* _WHAT IS ASKED_
Make a tally of the lines in the records that include the string "color", and give only that number.

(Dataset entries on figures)
● ● ● ● ● ● ●
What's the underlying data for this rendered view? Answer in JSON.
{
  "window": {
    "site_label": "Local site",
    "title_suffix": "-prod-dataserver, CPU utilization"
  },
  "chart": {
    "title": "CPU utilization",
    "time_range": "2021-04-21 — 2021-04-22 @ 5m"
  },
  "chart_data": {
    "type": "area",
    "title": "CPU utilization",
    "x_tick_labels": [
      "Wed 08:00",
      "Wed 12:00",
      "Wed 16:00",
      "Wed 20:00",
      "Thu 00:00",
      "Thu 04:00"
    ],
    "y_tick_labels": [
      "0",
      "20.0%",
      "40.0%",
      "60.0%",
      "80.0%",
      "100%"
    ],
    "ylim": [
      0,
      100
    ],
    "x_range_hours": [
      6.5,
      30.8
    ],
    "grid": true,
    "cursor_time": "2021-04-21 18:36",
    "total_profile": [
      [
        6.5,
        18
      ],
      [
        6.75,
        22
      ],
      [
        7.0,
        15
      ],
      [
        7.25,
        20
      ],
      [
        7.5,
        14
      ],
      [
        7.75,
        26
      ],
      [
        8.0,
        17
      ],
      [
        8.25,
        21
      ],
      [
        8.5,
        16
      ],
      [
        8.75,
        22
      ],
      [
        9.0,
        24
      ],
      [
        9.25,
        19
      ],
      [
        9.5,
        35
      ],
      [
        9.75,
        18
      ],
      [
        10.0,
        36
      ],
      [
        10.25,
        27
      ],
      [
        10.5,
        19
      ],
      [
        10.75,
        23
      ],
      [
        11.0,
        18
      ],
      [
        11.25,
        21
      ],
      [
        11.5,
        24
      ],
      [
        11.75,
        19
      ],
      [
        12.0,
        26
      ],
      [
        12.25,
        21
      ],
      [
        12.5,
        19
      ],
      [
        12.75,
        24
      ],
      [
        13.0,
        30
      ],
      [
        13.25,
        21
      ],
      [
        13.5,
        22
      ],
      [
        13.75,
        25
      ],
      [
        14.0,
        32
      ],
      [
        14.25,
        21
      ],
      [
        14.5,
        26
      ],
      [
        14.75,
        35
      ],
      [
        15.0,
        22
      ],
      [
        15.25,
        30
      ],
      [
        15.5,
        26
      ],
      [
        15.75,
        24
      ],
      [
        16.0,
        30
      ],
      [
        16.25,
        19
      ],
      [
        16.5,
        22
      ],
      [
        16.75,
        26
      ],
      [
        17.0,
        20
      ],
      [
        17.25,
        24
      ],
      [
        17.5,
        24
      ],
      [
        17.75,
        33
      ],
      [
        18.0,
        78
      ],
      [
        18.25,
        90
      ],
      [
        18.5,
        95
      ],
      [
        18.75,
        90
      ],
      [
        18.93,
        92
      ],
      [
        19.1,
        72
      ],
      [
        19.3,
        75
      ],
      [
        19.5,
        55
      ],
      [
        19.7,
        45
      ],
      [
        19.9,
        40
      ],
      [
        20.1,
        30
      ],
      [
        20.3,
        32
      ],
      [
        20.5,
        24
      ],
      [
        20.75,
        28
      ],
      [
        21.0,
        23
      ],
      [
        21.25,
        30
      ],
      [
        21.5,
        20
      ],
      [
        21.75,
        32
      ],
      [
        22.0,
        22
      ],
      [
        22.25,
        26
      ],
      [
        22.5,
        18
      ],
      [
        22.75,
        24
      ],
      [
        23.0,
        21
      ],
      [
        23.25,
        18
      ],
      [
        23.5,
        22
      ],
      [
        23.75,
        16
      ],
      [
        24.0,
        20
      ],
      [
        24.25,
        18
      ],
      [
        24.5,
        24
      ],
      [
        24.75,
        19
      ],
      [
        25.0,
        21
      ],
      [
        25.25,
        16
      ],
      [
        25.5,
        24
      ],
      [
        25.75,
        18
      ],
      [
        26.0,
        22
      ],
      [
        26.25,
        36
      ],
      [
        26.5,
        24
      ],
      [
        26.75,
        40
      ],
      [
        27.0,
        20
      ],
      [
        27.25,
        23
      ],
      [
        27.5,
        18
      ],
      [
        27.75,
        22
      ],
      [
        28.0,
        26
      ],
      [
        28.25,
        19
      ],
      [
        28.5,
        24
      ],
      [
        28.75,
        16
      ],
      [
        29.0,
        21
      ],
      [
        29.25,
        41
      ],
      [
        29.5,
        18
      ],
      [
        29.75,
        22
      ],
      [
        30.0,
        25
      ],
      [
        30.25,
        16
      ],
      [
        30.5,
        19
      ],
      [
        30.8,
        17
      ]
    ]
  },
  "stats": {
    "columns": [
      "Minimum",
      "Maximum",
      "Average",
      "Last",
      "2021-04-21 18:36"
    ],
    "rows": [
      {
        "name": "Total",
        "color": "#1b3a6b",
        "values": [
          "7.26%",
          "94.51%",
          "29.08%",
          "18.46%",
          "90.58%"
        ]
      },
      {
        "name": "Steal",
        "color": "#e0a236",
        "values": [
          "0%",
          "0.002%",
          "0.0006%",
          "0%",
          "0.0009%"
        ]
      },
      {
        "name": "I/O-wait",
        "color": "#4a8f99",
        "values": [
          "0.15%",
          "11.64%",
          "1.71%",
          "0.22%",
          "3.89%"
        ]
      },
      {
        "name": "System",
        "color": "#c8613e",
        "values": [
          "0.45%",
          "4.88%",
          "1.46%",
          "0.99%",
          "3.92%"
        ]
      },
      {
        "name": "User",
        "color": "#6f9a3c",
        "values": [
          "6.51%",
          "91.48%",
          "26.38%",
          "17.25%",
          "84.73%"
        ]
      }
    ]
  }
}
● ● ● ● ● ● ●
* _EXPECTED OUTPUT_
5